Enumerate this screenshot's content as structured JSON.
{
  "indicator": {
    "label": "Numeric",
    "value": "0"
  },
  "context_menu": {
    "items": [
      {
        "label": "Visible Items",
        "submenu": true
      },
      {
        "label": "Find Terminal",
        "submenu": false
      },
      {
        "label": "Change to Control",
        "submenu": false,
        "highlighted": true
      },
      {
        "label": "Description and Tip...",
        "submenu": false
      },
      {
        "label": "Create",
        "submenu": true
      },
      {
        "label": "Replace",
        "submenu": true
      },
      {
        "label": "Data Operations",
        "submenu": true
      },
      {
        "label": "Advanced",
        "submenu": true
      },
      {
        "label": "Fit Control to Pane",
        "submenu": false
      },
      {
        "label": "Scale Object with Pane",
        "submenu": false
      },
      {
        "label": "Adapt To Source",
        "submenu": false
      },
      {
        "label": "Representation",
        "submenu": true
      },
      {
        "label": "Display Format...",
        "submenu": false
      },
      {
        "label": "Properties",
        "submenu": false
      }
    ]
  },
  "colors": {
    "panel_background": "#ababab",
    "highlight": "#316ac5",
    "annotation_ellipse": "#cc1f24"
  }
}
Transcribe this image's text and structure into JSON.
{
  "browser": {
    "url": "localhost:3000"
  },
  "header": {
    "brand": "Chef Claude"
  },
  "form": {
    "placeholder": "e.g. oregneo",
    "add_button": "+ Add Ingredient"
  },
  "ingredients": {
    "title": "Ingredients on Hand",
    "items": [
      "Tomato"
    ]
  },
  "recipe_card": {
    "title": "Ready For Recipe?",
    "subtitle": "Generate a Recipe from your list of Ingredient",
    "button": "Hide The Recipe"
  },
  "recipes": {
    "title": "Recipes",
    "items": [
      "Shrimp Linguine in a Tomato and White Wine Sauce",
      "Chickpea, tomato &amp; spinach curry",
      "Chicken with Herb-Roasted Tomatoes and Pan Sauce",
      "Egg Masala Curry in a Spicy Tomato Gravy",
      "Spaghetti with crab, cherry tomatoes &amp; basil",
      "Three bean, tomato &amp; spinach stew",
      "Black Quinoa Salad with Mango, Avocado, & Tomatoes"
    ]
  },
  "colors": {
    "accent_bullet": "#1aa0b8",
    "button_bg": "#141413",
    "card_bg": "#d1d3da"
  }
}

**Required work:**
List each line of the records that holds the string "with".

**Task response:**
        "label": "Scale Object with Pane",
      "Chicken with Herb-Roasted Tomatoes and Pan Sauce",
      "Spaghetti with crab, cherry tomatoes &amp; basil",
      "Black Quinoa Salad with Mango, Avocado, & Tomatoes"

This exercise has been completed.